Look below. Copy each line that has "screenshot" in it.

(Dataset excerpt)
========================

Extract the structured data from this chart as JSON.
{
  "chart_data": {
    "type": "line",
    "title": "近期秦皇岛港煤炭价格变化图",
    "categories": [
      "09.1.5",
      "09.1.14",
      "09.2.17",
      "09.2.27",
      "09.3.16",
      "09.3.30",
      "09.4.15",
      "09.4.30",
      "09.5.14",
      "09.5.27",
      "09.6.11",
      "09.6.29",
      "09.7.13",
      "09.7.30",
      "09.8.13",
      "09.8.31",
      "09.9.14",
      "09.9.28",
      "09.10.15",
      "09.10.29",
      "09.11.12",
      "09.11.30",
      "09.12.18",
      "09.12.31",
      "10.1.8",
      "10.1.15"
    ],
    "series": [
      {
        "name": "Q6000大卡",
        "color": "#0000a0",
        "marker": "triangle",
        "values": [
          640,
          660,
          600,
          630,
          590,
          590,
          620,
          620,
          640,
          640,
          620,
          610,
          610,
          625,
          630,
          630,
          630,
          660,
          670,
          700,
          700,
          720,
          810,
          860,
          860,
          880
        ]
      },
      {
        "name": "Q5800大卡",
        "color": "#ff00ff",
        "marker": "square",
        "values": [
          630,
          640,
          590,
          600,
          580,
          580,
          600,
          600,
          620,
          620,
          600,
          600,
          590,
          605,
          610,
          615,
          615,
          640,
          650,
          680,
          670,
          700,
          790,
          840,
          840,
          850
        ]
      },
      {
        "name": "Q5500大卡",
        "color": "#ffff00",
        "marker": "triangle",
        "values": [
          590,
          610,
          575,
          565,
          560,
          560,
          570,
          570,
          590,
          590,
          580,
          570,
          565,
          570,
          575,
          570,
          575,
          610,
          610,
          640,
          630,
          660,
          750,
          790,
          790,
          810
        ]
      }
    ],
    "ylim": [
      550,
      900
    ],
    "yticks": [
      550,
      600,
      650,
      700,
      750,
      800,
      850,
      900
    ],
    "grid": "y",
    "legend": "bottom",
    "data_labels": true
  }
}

========================

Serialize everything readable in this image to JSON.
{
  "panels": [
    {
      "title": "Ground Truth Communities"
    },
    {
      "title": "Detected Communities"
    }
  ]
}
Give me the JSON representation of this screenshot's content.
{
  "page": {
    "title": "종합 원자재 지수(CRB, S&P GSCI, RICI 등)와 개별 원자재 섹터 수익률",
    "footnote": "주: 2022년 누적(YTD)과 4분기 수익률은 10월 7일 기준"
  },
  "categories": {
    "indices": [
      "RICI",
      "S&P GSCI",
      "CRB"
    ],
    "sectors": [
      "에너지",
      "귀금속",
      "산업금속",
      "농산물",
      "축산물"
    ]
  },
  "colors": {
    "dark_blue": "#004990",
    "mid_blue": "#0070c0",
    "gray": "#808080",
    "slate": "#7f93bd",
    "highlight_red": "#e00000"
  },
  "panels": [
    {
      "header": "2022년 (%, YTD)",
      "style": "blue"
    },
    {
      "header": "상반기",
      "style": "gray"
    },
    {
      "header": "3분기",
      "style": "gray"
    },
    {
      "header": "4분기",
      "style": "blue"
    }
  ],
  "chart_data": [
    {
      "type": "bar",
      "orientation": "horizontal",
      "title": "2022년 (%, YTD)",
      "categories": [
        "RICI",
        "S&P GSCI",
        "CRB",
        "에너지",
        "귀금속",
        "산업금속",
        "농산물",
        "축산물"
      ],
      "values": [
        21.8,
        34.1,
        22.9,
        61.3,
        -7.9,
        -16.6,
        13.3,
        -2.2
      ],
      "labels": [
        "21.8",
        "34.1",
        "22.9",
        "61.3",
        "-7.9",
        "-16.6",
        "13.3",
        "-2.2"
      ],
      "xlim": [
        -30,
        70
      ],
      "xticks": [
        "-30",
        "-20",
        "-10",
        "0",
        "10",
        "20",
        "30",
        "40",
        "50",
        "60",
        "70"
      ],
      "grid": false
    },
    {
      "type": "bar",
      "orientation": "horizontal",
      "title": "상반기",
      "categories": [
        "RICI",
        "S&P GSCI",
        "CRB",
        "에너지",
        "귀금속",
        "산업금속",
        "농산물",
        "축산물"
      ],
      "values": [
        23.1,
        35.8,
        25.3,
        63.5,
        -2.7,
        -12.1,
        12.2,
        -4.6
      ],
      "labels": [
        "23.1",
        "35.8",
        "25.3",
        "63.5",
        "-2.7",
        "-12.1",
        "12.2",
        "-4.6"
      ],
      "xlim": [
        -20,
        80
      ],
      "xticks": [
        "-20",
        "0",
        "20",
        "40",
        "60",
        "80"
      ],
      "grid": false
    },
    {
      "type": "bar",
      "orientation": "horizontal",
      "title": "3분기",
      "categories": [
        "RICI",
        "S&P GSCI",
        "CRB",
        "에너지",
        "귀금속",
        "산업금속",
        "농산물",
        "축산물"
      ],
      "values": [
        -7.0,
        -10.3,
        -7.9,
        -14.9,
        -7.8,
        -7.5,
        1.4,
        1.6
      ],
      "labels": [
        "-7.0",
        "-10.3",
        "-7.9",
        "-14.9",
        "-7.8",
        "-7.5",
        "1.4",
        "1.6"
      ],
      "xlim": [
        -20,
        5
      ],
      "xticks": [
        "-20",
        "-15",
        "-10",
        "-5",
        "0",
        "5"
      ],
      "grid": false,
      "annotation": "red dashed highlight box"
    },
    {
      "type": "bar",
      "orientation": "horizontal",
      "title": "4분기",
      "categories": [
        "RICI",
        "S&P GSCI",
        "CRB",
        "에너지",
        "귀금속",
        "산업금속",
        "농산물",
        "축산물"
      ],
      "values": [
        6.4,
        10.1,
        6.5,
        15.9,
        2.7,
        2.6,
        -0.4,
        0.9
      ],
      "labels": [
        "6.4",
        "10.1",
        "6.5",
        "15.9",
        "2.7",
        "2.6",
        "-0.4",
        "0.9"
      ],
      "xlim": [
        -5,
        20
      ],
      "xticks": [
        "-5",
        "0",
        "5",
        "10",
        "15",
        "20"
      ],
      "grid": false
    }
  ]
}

========================

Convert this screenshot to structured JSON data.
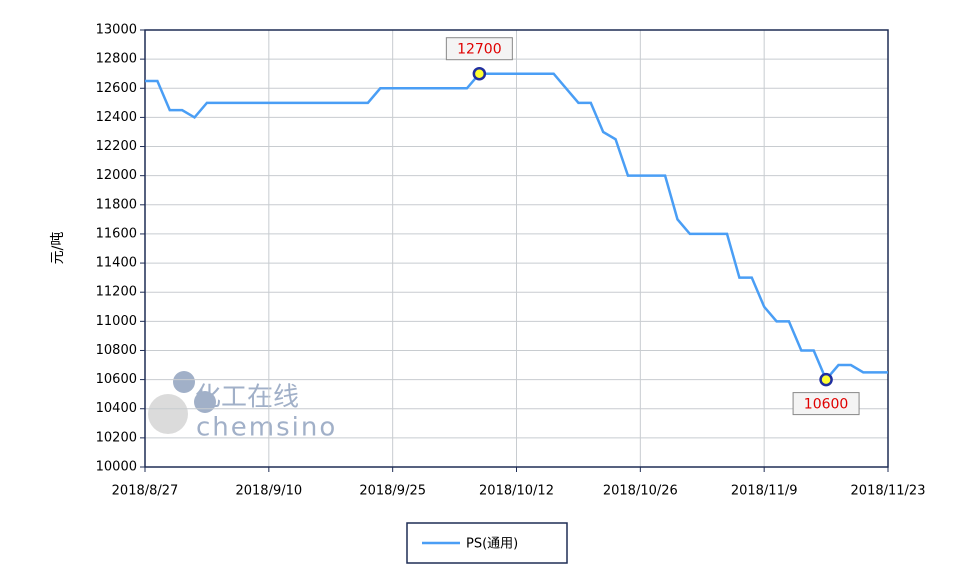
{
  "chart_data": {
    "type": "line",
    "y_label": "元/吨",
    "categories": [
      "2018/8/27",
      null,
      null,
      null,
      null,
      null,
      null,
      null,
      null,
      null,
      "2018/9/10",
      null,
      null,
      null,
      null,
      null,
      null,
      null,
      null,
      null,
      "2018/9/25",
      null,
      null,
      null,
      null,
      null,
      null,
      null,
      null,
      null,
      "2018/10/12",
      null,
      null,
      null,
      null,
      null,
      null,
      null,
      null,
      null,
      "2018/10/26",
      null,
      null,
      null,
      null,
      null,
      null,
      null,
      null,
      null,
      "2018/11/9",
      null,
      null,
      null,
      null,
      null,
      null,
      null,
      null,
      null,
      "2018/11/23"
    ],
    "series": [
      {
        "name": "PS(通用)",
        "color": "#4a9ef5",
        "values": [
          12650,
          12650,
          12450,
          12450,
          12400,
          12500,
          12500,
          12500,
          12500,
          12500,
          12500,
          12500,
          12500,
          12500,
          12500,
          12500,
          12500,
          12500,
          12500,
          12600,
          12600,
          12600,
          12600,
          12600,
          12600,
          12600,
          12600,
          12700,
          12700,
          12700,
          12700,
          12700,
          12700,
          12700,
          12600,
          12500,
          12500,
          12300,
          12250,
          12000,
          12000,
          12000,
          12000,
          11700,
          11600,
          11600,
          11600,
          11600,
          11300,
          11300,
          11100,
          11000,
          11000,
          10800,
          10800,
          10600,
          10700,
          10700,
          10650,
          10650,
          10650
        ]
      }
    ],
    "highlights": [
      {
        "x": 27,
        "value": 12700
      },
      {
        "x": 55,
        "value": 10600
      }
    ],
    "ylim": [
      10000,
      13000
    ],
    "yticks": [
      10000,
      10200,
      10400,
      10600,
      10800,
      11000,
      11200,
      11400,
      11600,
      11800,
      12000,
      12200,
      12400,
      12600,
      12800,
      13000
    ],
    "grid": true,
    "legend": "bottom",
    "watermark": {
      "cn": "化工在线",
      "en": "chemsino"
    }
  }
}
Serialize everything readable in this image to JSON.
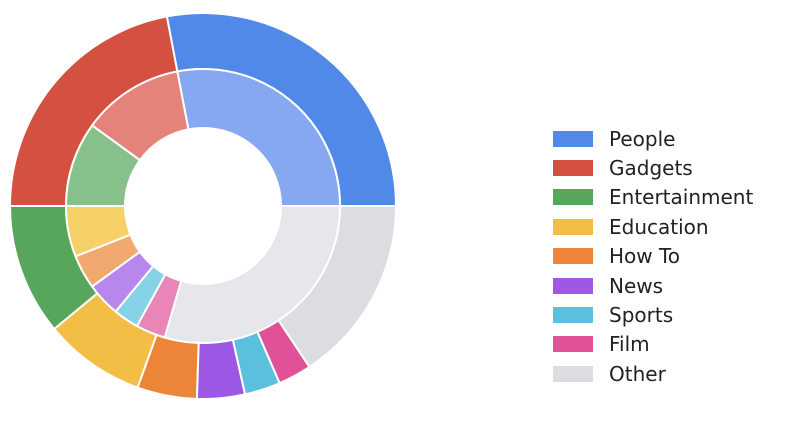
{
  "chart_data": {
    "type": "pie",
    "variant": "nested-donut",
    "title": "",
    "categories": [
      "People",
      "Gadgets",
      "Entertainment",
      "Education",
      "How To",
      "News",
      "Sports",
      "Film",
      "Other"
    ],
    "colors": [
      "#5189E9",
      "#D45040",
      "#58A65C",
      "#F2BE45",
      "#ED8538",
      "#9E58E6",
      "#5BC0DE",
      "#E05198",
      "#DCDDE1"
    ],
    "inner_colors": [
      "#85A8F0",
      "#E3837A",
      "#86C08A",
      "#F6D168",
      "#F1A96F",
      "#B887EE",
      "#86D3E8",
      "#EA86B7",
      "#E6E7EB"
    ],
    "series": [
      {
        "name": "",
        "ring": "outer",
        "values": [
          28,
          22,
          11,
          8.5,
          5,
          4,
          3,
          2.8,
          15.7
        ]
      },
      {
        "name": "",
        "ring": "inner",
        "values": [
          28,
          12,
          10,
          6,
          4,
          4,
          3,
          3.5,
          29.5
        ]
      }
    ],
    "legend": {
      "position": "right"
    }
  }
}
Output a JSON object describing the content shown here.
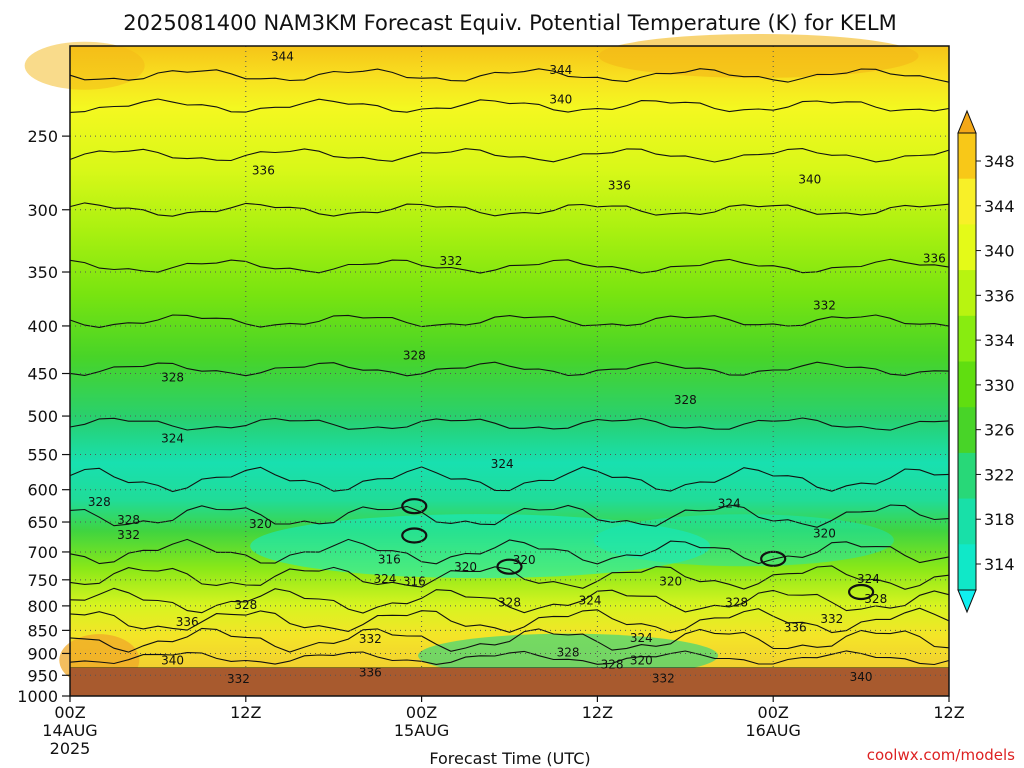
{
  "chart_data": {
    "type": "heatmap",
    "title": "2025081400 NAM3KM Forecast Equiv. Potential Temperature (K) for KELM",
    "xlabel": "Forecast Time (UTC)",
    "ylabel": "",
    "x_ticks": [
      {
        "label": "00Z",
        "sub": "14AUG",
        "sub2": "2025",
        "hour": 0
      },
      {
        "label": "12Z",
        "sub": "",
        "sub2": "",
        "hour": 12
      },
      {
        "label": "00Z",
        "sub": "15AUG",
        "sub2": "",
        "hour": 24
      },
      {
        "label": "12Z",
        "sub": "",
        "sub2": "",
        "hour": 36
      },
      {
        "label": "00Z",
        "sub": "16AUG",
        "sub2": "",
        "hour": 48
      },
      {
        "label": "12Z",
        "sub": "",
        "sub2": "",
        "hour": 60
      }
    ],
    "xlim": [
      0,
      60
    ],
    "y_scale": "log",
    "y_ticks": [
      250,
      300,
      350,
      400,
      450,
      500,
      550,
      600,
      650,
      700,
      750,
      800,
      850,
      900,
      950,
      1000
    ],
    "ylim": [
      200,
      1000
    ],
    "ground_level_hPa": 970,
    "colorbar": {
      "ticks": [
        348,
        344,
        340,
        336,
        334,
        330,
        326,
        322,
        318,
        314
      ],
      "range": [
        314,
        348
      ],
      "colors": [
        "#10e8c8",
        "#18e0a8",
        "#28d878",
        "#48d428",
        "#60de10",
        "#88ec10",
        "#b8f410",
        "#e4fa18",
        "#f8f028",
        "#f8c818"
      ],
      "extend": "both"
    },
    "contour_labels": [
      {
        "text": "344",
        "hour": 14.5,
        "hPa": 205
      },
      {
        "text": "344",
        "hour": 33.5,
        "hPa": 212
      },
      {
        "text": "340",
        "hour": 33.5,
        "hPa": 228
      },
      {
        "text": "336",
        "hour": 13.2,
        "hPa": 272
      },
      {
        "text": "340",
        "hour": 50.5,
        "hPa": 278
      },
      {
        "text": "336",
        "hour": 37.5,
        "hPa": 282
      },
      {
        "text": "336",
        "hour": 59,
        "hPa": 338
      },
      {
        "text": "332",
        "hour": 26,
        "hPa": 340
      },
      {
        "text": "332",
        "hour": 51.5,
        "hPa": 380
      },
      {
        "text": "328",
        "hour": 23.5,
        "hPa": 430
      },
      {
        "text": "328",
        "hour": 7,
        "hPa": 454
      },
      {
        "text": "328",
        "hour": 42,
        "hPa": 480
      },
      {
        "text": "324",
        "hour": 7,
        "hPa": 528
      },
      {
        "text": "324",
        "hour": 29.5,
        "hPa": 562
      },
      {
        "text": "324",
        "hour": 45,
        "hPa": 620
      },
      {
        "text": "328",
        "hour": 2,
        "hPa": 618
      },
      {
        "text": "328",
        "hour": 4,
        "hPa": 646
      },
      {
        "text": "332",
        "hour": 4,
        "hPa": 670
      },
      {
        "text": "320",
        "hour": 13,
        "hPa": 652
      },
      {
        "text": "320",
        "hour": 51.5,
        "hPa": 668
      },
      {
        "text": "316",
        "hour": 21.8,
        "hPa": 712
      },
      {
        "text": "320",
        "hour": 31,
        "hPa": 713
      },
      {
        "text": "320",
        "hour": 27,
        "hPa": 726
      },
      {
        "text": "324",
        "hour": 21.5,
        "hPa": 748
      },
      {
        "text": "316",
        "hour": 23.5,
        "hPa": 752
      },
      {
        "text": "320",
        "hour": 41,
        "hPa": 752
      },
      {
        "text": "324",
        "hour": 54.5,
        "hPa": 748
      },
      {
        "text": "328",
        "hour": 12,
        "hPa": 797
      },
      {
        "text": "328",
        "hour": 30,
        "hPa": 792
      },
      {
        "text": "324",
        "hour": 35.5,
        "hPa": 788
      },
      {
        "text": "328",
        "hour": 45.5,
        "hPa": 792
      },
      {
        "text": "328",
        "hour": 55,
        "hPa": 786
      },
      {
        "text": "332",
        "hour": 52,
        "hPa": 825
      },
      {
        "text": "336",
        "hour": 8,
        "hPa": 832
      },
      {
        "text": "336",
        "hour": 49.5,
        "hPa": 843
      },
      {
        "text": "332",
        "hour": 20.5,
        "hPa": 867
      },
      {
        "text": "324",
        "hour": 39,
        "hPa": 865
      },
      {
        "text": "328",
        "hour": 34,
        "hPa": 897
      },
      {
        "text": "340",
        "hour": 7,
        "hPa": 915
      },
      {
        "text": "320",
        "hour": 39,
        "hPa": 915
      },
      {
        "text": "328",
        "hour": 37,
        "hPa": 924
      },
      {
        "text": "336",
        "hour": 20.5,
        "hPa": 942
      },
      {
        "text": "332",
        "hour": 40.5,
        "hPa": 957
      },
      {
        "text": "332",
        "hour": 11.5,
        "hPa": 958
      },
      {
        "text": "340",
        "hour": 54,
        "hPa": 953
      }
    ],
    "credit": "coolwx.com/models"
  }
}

========================

Final answer:
Give me the JSON representation of this screenshot's content.
Convert this screenshot to structured JSON data.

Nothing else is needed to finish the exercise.